• **Material**:
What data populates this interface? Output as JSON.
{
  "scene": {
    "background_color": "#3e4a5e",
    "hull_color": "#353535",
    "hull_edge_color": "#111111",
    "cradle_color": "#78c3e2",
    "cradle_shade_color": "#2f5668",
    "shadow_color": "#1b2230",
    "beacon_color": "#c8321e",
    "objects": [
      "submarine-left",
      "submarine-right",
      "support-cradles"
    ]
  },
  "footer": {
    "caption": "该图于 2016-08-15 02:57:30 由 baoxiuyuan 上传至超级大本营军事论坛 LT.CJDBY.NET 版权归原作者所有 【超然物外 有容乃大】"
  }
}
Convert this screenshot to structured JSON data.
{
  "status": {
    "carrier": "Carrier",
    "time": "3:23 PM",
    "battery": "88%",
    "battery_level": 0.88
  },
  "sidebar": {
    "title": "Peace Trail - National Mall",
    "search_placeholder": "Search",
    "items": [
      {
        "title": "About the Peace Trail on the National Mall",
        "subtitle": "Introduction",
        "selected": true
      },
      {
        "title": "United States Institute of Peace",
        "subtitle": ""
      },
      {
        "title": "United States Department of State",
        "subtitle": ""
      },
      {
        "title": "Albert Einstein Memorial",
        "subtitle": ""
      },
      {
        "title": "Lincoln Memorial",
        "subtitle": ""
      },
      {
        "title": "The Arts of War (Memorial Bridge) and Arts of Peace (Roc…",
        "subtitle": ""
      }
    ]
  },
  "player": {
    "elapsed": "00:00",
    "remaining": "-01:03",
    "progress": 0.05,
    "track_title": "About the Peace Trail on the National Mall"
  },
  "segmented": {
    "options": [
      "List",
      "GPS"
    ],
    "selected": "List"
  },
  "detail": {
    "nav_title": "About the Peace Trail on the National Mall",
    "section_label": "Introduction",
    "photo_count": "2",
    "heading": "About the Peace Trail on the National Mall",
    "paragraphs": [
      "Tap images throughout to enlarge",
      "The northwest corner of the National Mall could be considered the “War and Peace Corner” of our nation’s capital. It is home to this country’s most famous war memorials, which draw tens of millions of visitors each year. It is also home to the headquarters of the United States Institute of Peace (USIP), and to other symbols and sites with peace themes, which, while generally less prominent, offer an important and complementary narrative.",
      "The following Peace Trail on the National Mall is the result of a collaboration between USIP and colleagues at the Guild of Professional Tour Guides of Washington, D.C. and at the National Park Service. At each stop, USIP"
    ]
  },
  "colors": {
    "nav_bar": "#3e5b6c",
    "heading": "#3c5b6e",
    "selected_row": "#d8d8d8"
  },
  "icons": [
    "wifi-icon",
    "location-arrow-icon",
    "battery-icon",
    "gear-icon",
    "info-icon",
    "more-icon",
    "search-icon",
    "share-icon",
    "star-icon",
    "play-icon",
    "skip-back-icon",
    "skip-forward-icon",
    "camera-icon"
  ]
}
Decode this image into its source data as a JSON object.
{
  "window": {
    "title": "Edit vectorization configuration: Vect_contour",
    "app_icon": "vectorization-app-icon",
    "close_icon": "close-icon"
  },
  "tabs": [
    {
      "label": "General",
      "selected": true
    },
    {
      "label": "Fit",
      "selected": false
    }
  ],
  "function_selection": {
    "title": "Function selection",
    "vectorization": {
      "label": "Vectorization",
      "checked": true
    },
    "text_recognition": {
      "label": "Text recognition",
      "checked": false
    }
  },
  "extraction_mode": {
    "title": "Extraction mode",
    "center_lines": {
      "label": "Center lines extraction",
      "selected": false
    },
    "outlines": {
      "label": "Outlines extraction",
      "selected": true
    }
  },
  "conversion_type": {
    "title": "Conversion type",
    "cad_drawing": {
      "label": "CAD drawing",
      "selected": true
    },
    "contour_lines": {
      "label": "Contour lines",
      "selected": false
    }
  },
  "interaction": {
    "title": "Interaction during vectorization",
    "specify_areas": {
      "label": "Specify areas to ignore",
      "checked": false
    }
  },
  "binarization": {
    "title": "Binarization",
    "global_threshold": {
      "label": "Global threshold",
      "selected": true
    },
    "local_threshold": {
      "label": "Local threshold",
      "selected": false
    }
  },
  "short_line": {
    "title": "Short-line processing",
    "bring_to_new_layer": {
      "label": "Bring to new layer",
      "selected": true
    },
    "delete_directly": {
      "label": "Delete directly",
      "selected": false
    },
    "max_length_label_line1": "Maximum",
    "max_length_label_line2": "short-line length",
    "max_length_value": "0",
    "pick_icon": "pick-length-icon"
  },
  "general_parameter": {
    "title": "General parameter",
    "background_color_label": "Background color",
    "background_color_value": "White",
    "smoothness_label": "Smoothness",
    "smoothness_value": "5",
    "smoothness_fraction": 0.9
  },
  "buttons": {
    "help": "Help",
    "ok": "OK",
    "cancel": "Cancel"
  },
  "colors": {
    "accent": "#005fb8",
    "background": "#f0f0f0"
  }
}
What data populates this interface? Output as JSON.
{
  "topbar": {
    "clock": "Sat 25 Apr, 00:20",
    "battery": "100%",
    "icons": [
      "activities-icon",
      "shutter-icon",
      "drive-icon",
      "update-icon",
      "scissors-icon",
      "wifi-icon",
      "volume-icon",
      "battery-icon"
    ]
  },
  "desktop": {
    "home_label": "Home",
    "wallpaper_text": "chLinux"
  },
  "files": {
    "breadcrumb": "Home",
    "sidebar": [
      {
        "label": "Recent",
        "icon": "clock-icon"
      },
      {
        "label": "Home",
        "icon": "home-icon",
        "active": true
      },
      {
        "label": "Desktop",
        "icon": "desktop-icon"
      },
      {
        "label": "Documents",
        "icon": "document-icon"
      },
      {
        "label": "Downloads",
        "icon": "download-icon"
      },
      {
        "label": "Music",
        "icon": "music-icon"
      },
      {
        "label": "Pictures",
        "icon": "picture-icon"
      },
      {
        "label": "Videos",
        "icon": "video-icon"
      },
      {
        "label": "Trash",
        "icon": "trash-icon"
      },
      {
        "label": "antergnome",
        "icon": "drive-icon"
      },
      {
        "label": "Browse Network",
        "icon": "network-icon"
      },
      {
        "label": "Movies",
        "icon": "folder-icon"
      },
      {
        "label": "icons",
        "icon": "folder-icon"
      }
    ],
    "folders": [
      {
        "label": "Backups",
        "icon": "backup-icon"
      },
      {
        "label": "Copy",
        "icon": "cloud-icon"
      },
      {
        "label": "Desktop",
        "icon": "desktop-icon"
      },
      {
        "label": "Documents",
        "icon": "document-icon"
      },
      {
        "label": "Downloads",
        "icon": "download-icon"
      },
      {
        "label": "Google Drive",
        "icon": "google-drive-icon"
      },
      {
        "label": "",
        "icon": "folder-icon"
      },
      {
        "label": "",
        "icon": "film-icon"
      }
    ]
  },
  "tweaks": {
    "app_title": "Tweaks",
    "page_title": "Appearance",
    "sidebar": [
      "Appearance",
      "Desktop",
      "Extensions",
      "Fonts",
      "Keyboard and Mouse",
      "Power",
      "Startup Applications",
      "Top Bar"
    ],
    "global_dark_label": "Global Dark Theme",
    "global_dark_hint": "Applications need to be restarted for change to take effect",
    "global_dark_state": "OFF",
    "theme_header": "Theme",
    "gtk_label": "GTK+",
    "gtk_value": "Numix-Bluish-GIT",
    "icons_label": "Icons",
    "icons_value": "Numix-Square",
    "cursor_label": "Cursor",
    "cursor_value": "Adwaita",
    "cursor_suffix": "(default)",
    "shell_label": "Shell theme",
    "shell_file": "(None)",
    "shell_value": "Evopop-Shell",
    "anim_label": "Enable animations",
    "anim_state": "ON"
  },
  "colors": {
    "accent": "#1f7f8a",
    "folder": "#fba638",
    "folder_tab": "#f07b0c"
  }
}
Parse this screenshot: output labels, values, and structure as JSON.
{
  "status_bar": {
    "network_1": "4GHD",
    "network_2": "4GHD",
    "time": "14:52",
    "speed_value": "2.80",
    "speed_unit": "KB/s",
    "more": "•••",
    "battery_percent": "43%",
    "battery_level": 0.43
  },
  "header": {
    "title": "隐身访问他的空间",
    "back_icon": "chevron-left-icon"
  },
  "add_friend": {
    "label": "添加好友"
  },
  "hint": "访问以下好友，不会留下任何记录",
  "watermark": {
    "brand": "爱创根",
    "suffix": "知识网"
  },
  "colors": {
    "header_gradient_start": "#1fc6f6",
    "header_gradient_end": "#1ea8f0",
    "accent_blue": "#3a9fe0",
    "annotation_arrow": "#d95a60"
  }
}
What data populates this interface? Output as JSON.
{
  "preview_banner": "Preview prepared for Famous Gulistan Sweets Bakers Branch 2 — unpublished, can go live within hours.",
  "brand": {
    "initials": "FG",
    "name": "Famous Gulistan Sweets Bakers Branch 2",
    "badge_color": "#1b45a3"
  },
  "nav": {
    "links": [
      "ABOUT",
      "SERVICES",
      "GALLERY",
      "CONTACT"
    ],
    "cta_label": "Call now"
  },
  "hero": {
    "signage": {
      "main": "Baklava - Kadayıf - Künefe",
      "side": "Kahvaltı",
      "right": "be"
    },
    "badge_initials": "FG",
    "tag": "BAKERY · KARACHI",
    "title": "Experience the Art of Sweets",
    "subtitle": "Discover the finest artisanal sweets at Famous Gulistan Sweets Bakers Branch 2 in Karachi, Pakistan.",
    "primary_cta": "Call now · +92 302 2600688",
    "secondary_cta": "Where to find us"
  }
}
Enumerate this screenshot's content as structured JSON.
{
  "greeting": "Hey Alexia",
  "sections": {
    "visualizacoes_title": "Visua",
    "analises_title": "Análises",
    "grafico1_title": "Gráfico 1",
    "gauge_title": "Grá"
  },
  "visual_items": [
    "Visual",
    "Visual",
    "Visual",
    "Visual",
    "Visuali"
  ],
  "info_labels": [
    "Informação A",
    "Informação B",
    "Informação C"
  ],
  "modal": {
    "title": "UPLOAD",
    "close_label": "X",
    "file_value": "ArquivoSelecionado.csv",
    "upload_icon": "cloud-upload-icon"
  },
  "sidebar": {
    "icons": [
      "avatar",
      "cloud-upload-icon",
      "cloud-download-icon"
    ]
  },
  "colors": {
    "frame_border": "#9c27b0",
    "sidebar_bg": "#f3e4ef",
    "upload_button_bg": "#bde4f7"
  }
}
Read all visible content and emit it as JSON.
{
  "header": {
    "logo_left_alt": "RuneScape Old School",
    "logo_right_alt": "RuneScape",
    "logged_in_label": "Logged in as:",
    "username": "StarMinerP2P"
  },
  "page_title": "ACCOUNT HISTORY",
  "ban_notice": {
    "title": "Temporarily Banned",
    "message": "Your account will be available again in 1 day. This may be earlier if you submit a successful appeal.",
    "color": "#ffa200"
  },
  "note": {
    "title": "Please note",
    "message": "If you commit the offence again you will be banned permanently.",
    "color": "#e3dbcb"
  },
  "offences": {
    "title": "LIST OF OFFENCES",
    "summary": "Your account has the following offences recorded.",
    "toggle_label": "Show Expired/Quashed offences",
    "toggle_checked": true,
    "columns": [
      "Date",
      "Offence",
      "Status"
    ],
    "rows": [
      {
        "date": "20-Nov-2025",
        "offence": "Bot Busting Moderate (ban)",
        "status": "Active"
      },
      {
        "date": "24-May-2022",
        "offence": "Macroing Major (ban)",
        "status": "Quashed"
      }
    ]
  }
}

• **To be done**: Reproduce exactly the line that holds "Read all visible content and emit it as JSON.", then every line after it, ending with the final line of the records above.

• **Task response**:
Read all visible content and emit it as JSON.
{
  "header": {
    "logo_left_alt": "RuneScape Old School",
    "logo_right_alt": "RuneScape",
    "logged_in_label": "Logged in as:",
    "username": "StarMinerP2P"
  },
  "page_title": "ACCOUNT HISTORY",
  "ban_notice": {
    "title": "Temporarily Banned",
    "message": "Your account will be available again in 1 day. This may be earlier if you submit a successful appeal.",
    "color": "#ffa200"
  },
  "note": {
    "title": "Please note",
    "message": "If you commit the offence again you will be banned permanently.",
    "color": "#e3dbcb"
  },
  "offences": {
    "title": "LIST OF OFFENCES",
    "summary": "Your account has the following offences recorded.",
    "toggle_label": "Show Expired/Quashed offences",
    "toggle_checked": true,
    "columns": [
      "Date",
      "Offence",
      "Status"
    ],
    "rows": [
      {
        "date": "20-Nov-2025",
        "offence": "Bot Busting Moderate (ban)",
        "status": "Active"
      },
      {
        "date": "24-May-2022",
        "offence": "Macroing Major (ban)",
        "status": "Quashed"
      }
    ]
  }
}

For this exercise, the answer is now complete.